[Page transcription entries]
*****

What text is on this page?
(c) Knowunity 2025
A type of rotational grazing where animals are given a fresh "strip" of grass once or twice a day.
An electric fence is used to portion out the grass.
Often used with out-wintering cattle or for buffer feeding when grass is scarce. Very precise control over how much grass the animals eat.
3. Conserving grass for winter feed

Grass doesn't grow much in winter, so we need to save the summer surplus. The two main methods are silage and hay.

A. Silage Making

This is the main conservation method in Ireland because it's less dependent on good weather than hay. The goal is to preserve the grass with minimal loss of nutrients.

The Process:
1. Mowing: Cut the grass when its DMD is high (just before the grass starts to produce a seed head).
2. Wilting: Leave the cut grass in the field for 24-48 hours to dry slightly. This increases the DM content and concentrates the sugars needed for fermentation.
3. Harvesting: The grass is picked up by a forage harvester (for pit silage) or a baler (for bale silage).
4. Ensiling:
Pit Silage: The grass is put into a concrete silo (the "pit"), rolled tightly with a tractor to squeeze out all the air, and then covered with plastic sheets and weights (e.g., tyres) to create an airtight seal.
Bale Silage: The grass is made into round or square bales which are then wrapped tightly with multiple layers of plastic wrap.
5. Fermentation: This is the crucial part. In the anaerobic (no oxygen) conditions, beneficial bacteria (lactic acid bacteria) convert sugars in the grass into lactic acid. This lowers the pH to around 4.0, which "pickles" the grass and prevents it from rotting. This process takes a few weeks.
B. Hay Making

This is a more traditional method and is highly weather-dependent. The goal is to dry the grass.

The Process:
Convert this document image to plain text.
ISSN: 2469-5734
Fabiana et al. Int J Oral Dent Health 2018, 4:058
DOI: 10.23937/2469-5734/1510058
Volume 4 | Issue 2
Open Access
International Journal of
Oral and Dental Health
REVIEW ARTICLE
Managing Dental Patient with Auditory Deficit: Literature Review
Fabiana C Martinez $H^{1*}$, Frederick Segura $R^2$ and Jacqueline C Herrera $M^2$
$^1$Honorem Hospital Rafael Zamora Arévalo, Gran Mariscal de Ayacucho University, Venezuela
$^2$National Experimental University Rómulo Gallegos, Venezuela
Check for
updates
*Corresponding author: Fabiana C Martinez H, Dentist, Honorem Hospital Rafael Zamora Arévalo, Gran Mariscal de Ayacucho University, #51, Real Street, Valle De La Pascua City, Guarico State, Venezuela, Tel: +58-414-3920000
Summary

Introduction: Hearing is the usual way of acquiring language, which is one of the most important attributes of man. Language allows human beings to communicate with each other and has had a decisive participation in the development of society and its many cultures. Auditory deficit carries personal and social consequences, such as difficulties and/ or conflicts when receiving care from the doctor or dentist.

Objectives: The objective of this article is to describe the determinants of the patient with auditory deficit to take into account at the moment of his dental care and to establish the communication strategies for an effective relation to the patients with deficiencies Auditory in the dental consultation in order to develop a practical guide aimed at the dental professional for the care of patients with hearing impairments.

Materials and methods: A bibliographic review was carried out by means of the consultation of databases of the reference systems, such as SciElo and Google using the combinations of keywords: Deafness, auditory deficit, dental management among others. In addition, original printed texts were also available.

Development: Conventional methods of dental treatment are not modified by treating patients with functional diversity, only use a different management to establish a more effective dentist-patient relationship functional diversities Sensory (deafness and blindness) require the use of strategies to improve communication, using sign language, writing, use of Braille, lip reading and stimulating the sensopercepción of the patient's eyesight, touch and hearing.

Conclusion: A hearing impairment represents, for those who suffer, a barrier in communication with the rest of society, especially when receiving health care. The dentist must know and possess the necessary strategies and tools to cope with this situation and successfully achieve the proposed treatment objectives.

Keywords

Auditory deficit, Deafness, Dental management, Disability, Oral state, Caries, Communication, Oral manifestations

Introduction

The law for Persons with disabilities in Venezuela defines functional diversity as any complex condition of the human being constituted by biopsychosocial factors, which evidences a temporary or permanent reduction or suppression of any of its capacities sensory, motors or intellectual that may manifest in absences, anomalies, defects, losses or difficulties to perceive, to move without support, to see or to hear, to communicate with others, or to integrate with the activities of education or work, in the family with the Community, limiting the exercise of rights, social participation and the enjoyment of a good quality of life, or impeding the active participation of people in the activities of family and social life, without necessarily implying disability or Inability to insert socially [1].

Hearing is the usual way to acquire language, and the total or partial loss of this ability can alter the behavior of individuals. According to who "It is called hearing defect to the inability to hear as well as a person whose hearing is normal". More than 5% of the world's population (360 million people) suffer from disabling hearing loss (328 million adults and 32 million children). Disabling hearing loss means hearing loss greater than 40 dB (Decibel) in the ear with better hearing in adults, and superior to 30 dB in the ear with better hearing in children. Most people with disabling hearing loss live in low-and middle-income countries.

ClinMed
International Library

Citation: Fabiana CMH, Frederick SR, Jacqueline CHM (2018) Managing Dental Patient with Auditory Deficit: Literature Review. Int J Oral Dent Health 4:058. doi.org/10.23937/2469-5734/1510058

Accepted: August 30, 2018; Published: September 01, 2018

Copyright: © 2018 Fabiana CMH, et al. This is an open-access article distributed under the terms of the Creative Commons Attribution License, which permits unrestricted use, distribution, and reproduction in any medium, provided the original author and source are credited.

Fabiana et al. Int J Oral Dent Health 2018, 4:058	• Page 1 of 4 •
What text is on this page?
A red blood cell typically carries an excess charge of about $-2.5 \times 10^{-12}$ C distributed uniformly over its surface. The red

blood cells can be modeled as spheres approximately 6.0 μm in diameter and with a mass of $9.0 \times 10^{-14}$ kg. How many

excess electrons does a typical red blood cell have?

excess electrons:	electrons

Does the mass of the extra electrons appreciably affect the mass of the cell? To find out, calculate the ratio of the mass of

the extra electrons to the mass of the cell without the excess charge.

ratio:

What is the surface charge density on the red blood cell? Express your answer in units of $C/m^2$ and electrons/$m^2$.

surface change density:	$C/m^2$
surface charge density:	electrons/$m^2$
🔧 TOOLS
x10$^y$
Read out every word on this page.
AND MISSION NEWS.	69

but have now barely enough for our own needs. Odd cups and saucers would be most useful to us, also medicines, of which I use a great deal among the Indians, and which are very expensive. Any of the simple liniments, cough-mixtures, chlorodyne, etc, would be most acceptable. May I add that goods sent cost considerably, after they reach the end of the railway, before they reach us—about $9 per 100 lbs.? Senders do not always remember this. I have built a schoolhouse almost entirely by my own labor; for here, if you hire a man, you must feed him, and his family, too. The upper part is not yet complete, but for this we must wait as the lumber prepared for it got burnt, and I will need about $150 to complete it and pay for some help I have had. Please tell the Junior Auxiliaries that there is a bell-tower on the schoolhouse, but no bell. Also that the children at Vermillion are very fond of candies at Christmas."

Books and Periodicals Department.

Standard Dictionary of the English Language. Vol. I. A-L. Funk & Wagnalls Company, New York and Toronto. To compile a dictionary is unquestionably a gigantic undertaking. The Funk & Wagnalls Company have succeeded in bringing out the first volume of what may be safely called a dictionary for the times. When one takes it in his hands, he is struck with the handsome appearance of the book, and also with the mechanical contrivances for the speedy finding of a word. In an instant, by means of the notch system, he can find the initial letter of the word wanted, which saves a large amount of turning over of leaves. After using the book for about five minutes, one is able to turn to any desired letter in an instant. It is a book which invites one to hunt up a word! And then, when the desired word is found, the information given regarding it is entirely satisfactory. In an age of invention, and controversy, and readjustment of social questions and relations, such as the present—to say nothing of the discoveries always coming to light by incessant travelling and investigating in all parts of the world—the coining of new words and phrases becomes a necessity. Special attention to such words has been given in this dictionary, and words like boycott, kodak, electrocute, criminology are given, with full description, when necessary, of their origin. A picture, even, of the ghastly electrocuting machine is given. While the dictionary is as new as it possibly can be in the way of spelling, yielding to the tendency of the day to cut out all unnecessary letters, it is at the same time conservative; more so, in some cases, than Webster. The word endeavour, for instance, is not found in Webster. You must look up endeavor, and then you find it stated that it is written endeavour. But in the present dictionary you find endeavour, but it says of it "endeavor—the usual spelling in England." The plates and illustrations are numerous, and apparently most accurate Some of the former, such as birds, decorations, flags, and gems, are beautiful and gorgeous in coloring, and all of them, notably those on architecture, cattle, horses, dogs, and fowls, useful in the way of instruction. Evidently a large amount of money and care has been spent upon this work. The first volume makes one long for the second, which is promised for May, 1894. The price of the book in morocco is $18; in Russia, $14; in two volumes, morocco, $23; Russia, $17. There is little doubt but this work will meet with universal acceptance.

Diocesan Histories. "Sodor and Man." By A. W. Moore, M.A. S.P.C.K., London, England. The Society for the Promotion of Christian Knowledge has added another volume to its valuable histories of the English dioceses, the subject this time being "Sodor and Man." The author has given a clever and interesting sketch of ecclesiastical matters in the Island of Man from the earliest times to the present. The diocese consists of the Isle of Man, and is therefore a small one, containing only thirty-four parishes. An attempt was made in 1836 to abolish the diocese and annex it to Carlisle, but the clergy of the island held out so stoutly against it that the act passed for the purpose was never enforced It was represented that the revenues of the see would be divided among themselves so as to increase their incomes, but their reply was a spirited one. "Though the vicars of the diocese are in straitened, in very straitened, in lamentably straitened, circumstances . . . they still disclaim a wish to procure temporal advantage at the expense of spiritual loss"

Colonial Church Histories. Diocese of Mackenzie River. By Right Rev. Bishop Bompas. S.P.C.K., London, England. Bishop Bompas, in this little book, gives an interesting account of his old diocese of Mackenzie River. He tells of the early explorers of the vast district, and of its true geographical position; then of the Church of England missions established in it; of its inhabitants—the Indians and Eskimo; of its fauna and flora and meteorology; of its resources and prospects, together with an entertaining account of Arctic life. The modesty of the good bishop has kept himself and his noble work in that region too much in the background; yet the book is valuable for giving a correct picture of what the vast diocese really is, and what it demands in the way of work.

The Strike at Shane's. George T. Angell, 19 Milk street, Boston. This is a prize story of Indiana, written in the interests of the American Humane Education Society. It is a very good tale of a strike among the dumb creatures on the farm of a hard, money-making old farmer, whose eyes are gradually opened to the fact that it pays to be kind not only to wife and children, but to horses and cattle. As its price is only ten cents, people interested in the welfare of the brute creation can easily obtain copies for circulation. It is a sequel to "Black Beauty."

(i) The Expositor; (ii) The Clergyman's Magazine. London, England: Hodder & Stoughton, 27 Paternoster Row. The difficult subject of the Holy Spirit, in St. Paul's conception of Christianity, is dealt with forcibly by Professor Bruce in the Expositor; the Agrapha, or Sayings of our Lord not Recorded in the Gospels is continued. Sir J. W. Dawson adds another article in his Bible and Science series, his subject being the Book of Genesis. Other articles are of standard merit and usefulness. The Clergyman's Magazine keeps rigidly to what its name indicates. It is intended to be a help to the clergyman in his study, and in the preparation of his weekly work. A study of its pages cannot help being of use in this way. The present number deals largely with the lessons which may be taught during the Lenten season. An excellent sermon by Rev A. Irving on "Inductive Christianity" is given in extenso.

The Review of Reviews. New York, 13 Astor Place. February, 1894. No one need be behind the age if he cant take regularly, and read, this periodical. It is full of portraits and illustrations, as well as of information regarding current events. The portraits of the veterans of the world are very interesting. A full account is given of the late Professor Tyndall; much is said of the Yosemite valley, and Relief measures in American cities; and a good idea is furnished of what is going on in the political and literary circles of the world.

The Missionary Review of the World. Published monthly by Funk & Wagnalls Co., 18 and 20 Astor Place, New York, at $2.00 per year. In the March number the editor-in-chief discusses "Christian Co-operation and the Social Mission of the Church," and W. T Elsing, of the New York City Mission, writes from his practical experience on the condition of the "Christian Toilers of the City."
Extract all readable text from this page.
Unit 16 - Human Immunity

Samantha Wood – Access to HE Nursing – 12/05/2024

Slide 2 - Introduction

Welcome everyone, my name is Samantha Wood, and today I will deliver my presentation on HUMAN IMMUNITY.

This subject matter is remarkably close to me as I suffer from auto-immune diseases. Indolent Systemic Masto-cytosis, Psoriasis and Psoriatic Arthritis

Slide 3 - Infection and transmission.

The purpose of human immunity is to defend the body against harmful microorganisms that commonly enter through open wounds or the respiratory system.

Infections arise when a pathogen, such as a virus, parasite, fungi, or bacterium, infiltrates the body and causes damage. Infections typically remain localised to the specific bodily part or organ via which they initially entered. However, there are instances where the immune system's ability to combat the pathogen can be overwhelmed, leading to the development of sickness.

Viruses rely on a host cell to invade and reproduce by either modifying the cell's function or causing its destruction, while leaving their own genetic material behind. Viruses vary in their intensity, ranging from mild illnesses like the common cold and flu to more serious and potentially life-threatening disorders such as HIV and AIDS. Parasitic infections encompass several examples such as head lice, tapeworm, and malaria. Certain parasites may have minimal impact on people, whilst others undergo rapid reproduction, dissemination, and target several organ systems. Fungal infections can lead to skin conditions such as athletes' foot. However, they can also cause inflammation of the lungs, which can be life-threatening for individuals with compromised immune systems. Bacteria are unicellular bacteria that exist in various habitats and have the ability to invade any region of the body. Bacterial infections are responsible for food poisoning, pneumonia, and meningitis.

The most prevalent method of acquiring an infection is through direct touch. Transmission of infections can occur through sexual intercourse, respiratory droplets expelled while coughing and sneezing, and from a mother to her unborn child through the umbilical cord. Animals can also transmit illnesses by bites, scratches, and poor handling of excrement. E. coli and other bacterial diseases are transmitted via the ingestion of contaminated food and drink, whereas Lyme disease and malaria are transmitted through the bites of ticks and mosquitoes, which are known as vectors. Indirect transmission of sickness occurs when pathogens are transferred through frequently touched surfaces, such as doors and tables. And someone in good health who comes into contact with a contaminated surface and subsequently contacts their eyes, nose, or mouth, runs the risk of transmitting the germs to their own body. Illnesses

*****

**Problem to solve**
In how many lines of the data does the string "Managing" appear? Give only the number.

**Output**
2